STATED TASK: Filter the records below and copy every line containing the word "Елизовского".

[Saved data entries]
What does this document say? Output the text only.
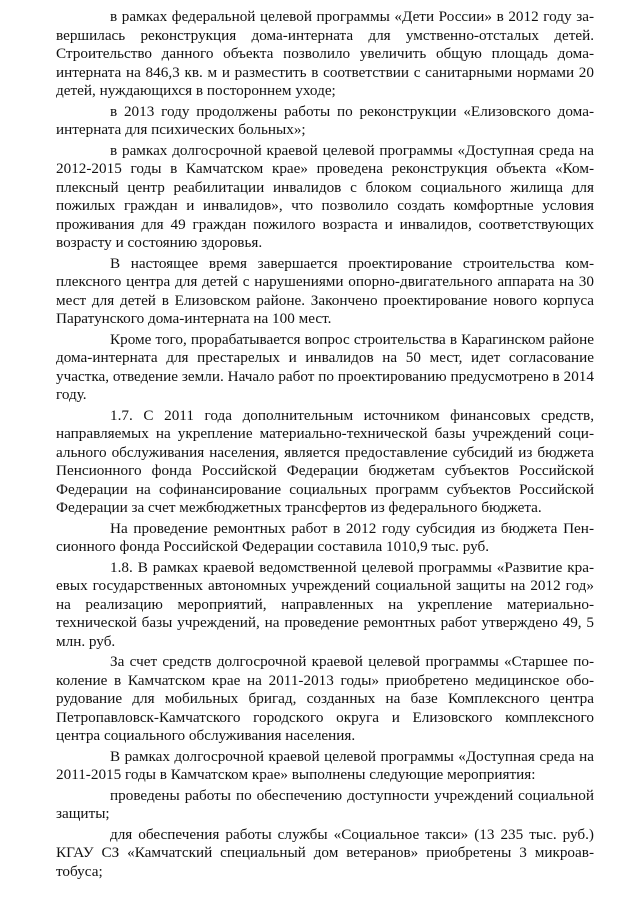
в рамках федеральной целевой программы «Дети России» в 2012 году завершилась реконструкция дома-интерната для умственно-отсталых детей. Строительство данного объекта позволило увеличить общую площадь домаинтерната на 846,3 кв. м и разместить в соответствии с санитарными нормами 20 детей, нуждающихся в постороннем уходе;

в 2013 году продолжены работы по реконструкции «Елизовского домаинтерната для психических больных»;

в рамках долгосрочной краевой целевой программы «Доступная среда на 2012-2015 годы в Камчатском крае» проведена реконструкция объекта «Комплексный центр реабилитации инвалидов с блоком социального жилища для пожилых граждан и инвалидов», что позволило создать комфортные условия проживания для 49 граждан пожилого возраста и инвалидов, соответствующих возрасту и состоянию здоровья.

В настоящее время завершается проектирование строительства комплексного центра для детей с нарушениями опорно-двигательного аппарата на 30 мест для детей в Елизовском районе. Закончено проектирование нового корпуса Паратунского дома-интерната на 100 мест.

Кроме того, прорабатывается вопрос строительства в Карагинском районе дома-интерната для престарелых и инвалидов на 50 мест, идет согласование участка, отведение земли. Начало работ по проектированию предусмотрено в 2014 году.

1.7. С 2011 года дополнительным источником финансовых средств, направляемых на укрепление материально-технической базы учреждений социального обслуживания населения, является предоставление субсидий из бюджета Пенсионного фонда Российской Федерации бюджетам субъектов Российской Федерации на софинансирование социальных программ субъектов Российской Федерации за счет межбюджетных трансфертов из федерального бюджета.

На проведение ремонтных работ в 2012 году субсидия из бюджета Пенсионного фонда Российской Федерации составила 1010,9 тыс. руб.

1.8. В рамках краевой ведомственной целевой программы «Развитие краевых государственных автономных учреждений социальной защиты на 2012 год» на реализацию мероприятий, направленных на укрепление материальнотехнической базы учреждений, на проведение ремонтных работ утверждено 49, 5 млн. руб.

За счет средств долгосрочной краевой целевой программы «Старшее поколение в Камчатском крае на 2011-2013 годы» приобретено медицинское оборудование для мобильных бригад, созданных на базе Комплексного центра Петропавловск-Камчатского городского округа и Елизовского комплексного центра социального обслуживания населения.

В рамках долгосрочной краевой целевой программы «Доступная среда на 2011-2015 годы в Камчатском крае» выполнены следующие мероприятия:

проведены работы по обеспечению доступности учреждений социальной защиты;

для обеспечения работы службы «Социальное такси» (13 235 тыс. руб.) КГАУ СЗ «Камчатский специальный дом ветеранов» приобретены 3 микроавтобуса;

ANSWER IN FULL:
в 2013 году продолжены работы по реконструкции «Елизовского домаинтерната для психических больных»;
За счет средств долгосрочной краевой целевой программы «Старшее поколение в Камчатском крае на 2011-2013 годы» приобретено медицинское оборудование для мобильных бригад, созданных на базе Комплексного центра Петропавловск-Камчатского городского округа и Елизовского комплексного центра социального обслуживания населения.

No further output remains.